-- begin MATERIAL PROVIDED --

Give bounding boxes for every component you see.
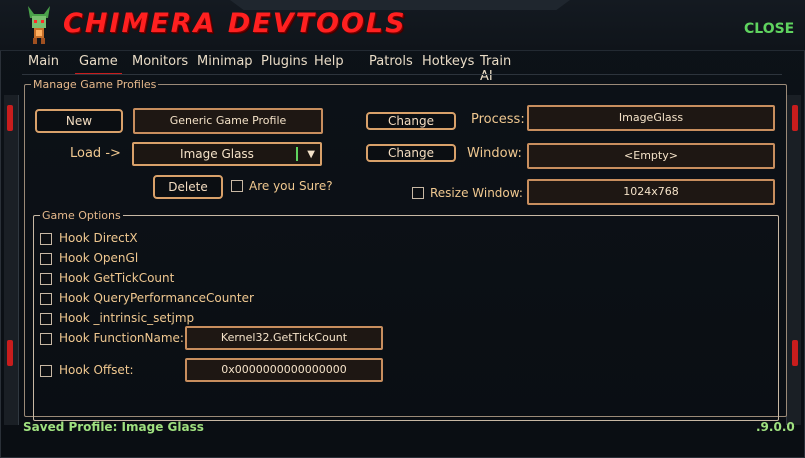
app-title: CHIMERA DEVTOOLS	[63, 8, 407, 39]
game-options-legend: Game Options	[42, 209, 121, 222]
hook-setjmp-label: Hook _intrinsic_setjmp	[59, 311, 195, 325]
hook-functionname-checkbox[interactable]	[40, 333, 52, 345]
resize-window-checkbox[interactable]	[412, 187, 424, 199]
right-side-panel	[786, 95, 801, 425]
tab-plugins[interactable]: Plugins	[261, 54, 308, 69]
window-label: Window:	[467, 146, 522, 161]
function-name-field[interactable]: Kernel32.GetTickCount	[185, 326, 383, 350]
title-bar: CHIMERA DEVTOOLS CLOSE	[0, 0, 805, 51]
hook-directx-label: Hook DirectX	[59, 231, 138, 245]
game-options-group: Game Options Hook DirectX Hook OpenGl Ho…	[33, 209, 779, 421]
offset-field[interactable]: 0x0000000000000000	[185, 358, 383, 382]
process-value-field[interactable]: ImageGlass	[527, 105, 775, 131]
resize-window-label: Resize Window:	[430, 186, 523, 200]
hook-setjmp-checkbox[interactable]	[40, 313, 52, 325]
hook-offset-label: Hook Offset:	[59, 363, 134, 377]
hook-directx-checkbox[interactable]	[40, 233, 52, 245]
change-window-button[interactable]: Change	[366, 144, 456, 162]
right-red-accent	[792, 105, 798, 131]
tab-monitors[interactable]: Monitors	[132, 54, 188, 69]
manage-game-profiles-legend: Manage Game Profiles	[33, 78, 157, 91]
menu-divider	[22, 74, 782, 75]
load-label: Load ->	[70, 146, 121, 161]
tab-minimap[interactable]: Minimap	[197, 54, 253, 69]
load-profile-selected: Image Glass	[180, 147, 254, 161]
process-label: Process:	[471, 112, 525, 127]
hook-qpc-label: Hook QueryPerformanceCounter	[59, 291, 254, 305]
version-text: .9.0.0	[756, 420, 795, 434]
tab-help[interactable]: Help	[314, 54, 344, 69]
resize-value-field[interactable]: 1024x768	[527, 179, 775, 205]
tab-hotkeys[interactable]: Hotkeys	[422, 54, 474, 69]
left-red-accent	[7, 105, 13, 131]
profile-name-field[interactable]: Generic Game Profile	[133, 108, 323, 134]
hook-offset-checkbox[interactable]	[40, 365, 52, 377]
hook-opengl-label: Hook OpenGl	[59, 251, 139, 265]
close-button[interactable]: CLOSE	[744, 21, 794, 37]
tab-main[interactable]: Main	[28, 54, 59, 69]
manage-game-profiles-group: Manage Game Profiles New Generic Game Pr…	[24, 78, 787, 421]
chimera-logo-icon	[28, 6, 50, 44]
are-you-sure-checkbox[interactable]	[231, 180, 243, 192]
left-red-accent	[7, 340, 13, 366]
tab-patrols[interactable]: Patrols	[369, 54, 413, 69]
hook-opengl-checkbox[interactable]	[40, 253, 52, 265]
window-value-field[interactable]: <Empty>	[527, 143, 775, 169]
load-profile-dropdown[interactable]: Image Glass ▼	[132, 142, 322, 166]
hook-functionname-label: Hook FunctionName:	[59, 331, 184, 345]
left-side-panel	[4, 95, 19, 425]
status-text: Saved Profile: Image Glass	[23, 420, 204, 434]
delete-profile-button[interactable]: Delete	[153, 175, 223, 199]
chevron-down-icon[interactable]: ▼	[307, 145, 315, 165]
are-you-sure-label: Are you Sure?	[249, 179, 333, 193]
hook-gettickcount-label: Hook GetTickCount	[59, 271, 175, 285]
change-process-button[interactable]: Change	[366, 112, 456, 130]
hook-qpc-checkbox[interactable]	[40, 293, 52, 305]
hook-gettickcount-checkbox[interactable]	[40, 273, 52, 285]
new-profile-button[interactable]: New	[35, 109, 123, 133]
dropdown-separator	[296, 147, 298, 161]
tab-game[interactable]: Game	[75, 54, 122, 75]
right-red-accent	[792, 340, 798, 366]
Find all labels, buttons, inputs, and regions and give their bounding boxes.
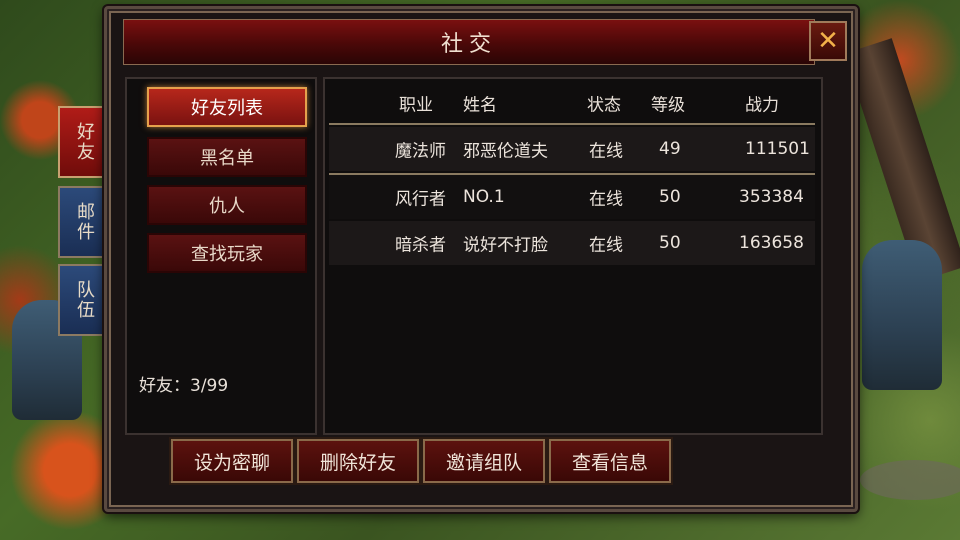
side-tab-label: 好友	[74, 122, 95, 162]
nav-enemies[interactable]: 仇人	[147, 185, 307, 225]
header-level: 等级	[651, 95, 685, 116]
background-character	[862, 240, 942, 390]
cell-power: 353384	[739, 187, 804, 207]
table-row[interactable]: 暗杀者 说好不打脸 在线 50 163658	[329, 221, 815, 265]
nav-friend-list[interactable]: 好友列表	[147, 87, 307, 127]
cell-name: NO.1	[463, 187, 505, 207]
header-name: 姓名	[463, 95, 497, 116]
cell-status: 在线	[589, 141, 623, 162]
cell-status: 在线	[589, 235, 623, 256]
set-private-chat-button[interactable]: 设为密聊	[169, 437, 295, 485]
table-row[interactable]: 魔法师 邪恶伦道夫 在线 49 111501	[329, 127, 815, 171]
friend-count: 好友：3/99	[139, 376, 229, 396]
cell-job: 暗杀者	[395, 235, 446, 256]
background-rock	[860, 460, 960, 500]
cell-level: 49	[659, 139, 681, 159]
invite-team-button[interactable]: 邀请组队	[421, 437, 547, 485]
side-tab-label: 队伍	[74, 280, 95, 320]
header-job: 职业	[399, 95, 433, 116]
window-title: 社交	[440, 32, 497, 57]
side-tab-friends[interactable]: 好友	[58, 106, 108, 178]
cell-name: 说好不打脸	[463, 235, 548, 256]
side-tab-mail[interactable]: 邮件	[58, 186, 108, 258]
cell-status: 在线	[589, 189, 623, 210]
cell-level: 50	[659, 233, 681, 253]
header-divider	[329, 123, 815, 125]
header-power: 战力	[745, 95, 779, 116]
cell-job: 魔法师	[395, 141, 446, 162]
nav-blacklist[interactable]: 黑名单	[147, 137, 307, 177]
delete-friend-button[interactable]: 删除好友	[295, 437, 421, 485]
side-tab-team[interactable]: 队伍	[58, 264, 108, 336]
cell-level: 50	[659, 187, 681, 207]
close-icon: ✕	[817, 26, 839, 56]
view-info-button[interactable]: 查看信息	[547, 437, 673, 485]
side-tab-label: 邮件	[74, 202, 95, 242]
table-header: 职业 姓名 状态 等级 战力	[325, 83, 821, 123]
nav-find-player[interactable]: 查找玩家	[147, 233, 307, 273]
title-bar: 社交	[123, 19, 815, 65]
close-button[interactable]: ✕	[809, 21, 847, 61]
cell-job: 风行者	[395, 189, 446, 210]
friend-table: 职业 姓名 状态 等级 战力 魔法师 邪恶伦道夫 在线 49 111501 风行…	[323, 77, 823, 435]
cell-power: 163658	[739, 233, 804, 253]
cell-name: 邪恶伦道夫	[463, 141, 548, 162]
social-panel: 社交 ✕ 好友列表 黑名单 仇人 查找玩家 好友：3/99 职业 姓名 状态 等…	[104, 6, 858, 512]
nav-panel: 好友列表 黑名单 仇人 查找玩家 好友：3/99	[125, 77, 317, 435]
table-row[interactable]: 风行者 NO.1 在线 50 353384	[329, 175, 815, 219]
header-status: 状态	[587, 95, 621, 116]
cell-power: 111501	[745, 139, 810, 159]
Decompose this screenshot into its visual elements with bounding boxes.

-- end MATERIAL PROVIDED --

» REQUIRED WORK
Could you reproduce all of the items above word for word, leaving the pictures out of your output?

» FINISHED EXERCISE
Give bounding boxes for every component you see.
app-title: CHIMERA DEVTOOLS	[63, 8, 407, 39]
game-options-legend: Game Options	[42, 209, 121, 222]
hook-setjmp-label: Hook _intrinsic_setjmp	[59, 311, 195, 325]
hook-functionname-checkbox[interactable]	[40, 333, 52, 345]
resize-window-checkbox[interactable]	[412, 187, 424, 199]
right-side-panel	[786, 95, 801, 425]
tab-plugins[interactable]: Plugins	[261, 54, 308, 69]
window-label: Window:	[467, 146, 522, 161]
function-name-field[interactable]: Kernel32.GetTickCount	[185, 326, 383, 350]
title-bar: CHIMERA DEVTOOLS CLOSE	[0, 0, 805, 51]
hook-directx-label: Hook DirectX	[59, 231, 138, 245]
game-options-group: Game Options Hook DirectX Hook OpenGl Ho…	[33, 209, 779, 421]
offset-field[interactable]: 0x0000000000000000	[185, 358, 383, 382]
process-value-field[interactable]: ImageGlass	[527, 105, 775, 131]
resize-window-label: Resize Window:	[430, 186, 523, 200]
hook-setjmp-checkbox[interactable]	[40, 313, 52, 325]
hook-offset-label: Hook Offset:	[59, 363, 134, 377]
hook-directx-checkbox[interactable]	[40, 233, 52, 245]
change-window-button[interactable]: Change	[366, 144, 456, 162]
right-red-accent	[792, 105, 798, 131]
tab-monitors[interactable]: Monitors	[132, 54, 188, 69]
manage-game-profiles-legend: Manage Game Profiles	[33, 78, 157, 91]
menu-divider	[22, 74, 782, 75]
load-label: Load ->	[70, 146, 121, 161]
tab-minimap[interactable]: Minimap	[197, 54, 253, 69]
load-profile-selected: Image Glass	[180, 147, 254, 161]
process-label: Process:	[471, 112, 525, 127]
hook-qpc-label: Hook QueryPerformanceCounter	[59, 291, 254, 305]
version-text: .9.0.0	[756, 420, 795, 434]
tab-help[interactable]: Help	[314, 54, 344, 69]
resize-value-field[interactable]: 1024x768	[527, 179, 775, 205]
tab-hotkeys[interactable]: Hotkeys	[422, 54, 474, 69]
left-red-accent	[7, 105, 13, 131]
profile-name-field[interactable]: Generic Game Profile	[133, 108, 323, 134]
hook-offset-checkbox[interactable]	[40, 365, 52, 377]
hook-opengl-label: Hook OpenGl	[59, 251, 139, 265]
close-button[interactable]: CLOSE	[744, 21, 794, 37]
tab-main[interactable]: Main	[28, 54, 59, 69]
manage-game-profiles-group: Manage Game Profiles New Generic Game Pr…	[24, 78, 787, 421]
chimera-logo-icon	[28, 6, 50, 44]
are-you-sure-checkbox[interactable]	[231, 180, 243, 192]
left-red-accent	[7, 340, 13, 366]
tab-patrols[interactable]: Patrols	[369, 54, 413, 69]
hook-opengl-checkbox[interactable]	[40, 253, 52, 265]
window-value-field[interactable]: <Empty>	[527, 143, 775, 169]
load-profile-dropdown[interactable]: Image Glass ▼	[132, 142, 322, 166]
hook-functionname-label: Hook FunctionName:	[59, 331, 184, 345]
left-side-panel	[4, 95, 19, 425]
status-text: Saved Profile: Image Glass	[23, 420, 204, 434]
delete-profile-button[interactable]: Delete	[153, 175, 223, 199]
chevron-down-icon[interactable]: ▼	[307, 145, 315, 165]
are-you-sure-label: Are you Sure?	[249, 179, 333, 193]
hook-gettickcount-label: Hook GetTickCount	[59, 271, 175, 285]
change-process-button[interactable]: Change	[366, 112, 456, 130]
hook-qpc-checkbox[interactable]	[40, 293, 52, 305]
hook-gettickcount-checkbox[interactable]	[40, 273, 52, 285]
new-profile-button[interactable]: New	[35, 109, 123, 133]
dropdown-separator	[296, 147, 298, 161]
tab-game[interactable]: Game	[75, 54, 122, 75]
right-red-accent	[792, 340, 798, 366]
Find all labels, buttons, inputs, and regions and give their bounding boxes.
side-tab-label: 好友	[74, 122, 95, 162]
nav-enemies[interactable]: 仇人	[147, 185, 307, 225]
header-level: 等级	[651, 95, 685, 116]
background-character	[862, 240, 942, 390]
cell-power: 353384	[739, 187, 804, 207]
table-row[interactable]: 暗杀者 说好不打脸 在线 50 163658	[329, 221, 815, 265]
nav-friend-list[interactable]: 好友列表	[147, 87, 307, 127]
cell-name: NO.1	[463, 187, 505, 207]
header-name: 姓名	[463, 95, 497, 116]
cell-status: 在线	[589, 141, 623, 162]
cell-status: 在线	[589, 235, 623, 256]
set-private-chat-button[interactable]: 设为密聊	[169, 437, 295, 485]
table-row[interactable]: 魔法师 邪恶伦道夫 在线 49 111501	[329, 127, 815, 171]
friend-count: 好友：3/99	[139, 376, 229, 396]
cell-job: 暗杀者	[395, 235, 446, 256]
background-rock	[860, 460, 960, 500]
cell-level: 49	[659, 139, 681, 159]
invite-team-button[interactable]: 邀请组队	[421, 437, 547, 485]
side-tab-label: 队伍	[74, 280, 95, 320]
header-job: 职业	[399, 95, 433, 116]
window-title: 社交	[440, 32, 497, 57]
side-tab-friends[interactable]: 好友	[58, 106, 108, 178]
cell-name: 说好不打脸	[463, 235, 548, 256]
side-tab-mail[interactable]: 邮件	[58, 186, 108, 258]
cell-status: 在线	[589, 189, 623, 210]
cell-level: 50	[659, 233, 681, 253]
header-divider	[329, 123, 815, 125]
header-power: 战力	[745, 95, 779, 116]
cell-job: 魔法师	[395, 141, 446, 162]
nav-blacklist[interactable]: 黑名单	[147, 137, 307, 177]
delete-friend-button[interactable]: 删除好友	[295, 437, 421, 485]
side-tab-team[interactable]: 队伍	[58, 264, 108, 336]
cell-level: 50	[659, 187, 681, 207]
close-icon: ✕	[817, 26, 839, 56]
view-info-button[interactable]: 查看信息	[547, 437, 673, 485]
side-tab-label: 邮件	[74, 202, 95, 242]
table-header: 职业 姓名 状态 等级 战力	[325, 83, 821, 123]
nav-find-player[interactable]: 查找玩家	[147, 233, 307, 273]
title-bar: 社交	[123, 19, 815, 65]
close-button[interactable]: ✕	[809, 21, 847, 61]
cell-job: 风行者	[395, 189, 446, 210]
friend-table: 职业 姓名 状态 等级 战力 魔法师 邪恶伦道夫 在线 49 111501 风行…	[323, 77, 823, 435]
cell-power: 163658	[739, 233, 804, 253]
cell-name: 邪恶伦道夫	[463, 141, 548, 162]
social-panel: 社交 ✕ 好友列表 黑名单 仇人 查找玩家 好友：3/99 职业 姓名 状态 等…	[104, 6, 858, 512]
nav-panel: 好友列表 黑名单 仇人 查找玩家 好友：3/99	[125, 77, 317, 435]
table-row[interactable]: 风行者 NO.1 在线 50 353384	[329, 175, 815, 219]
header-status: 状态	[587, 95, 621, 116]
cell-power: 111501	[745, 139, 810, 159]
Decompose this screenshot into its visual elements with bounding boxes.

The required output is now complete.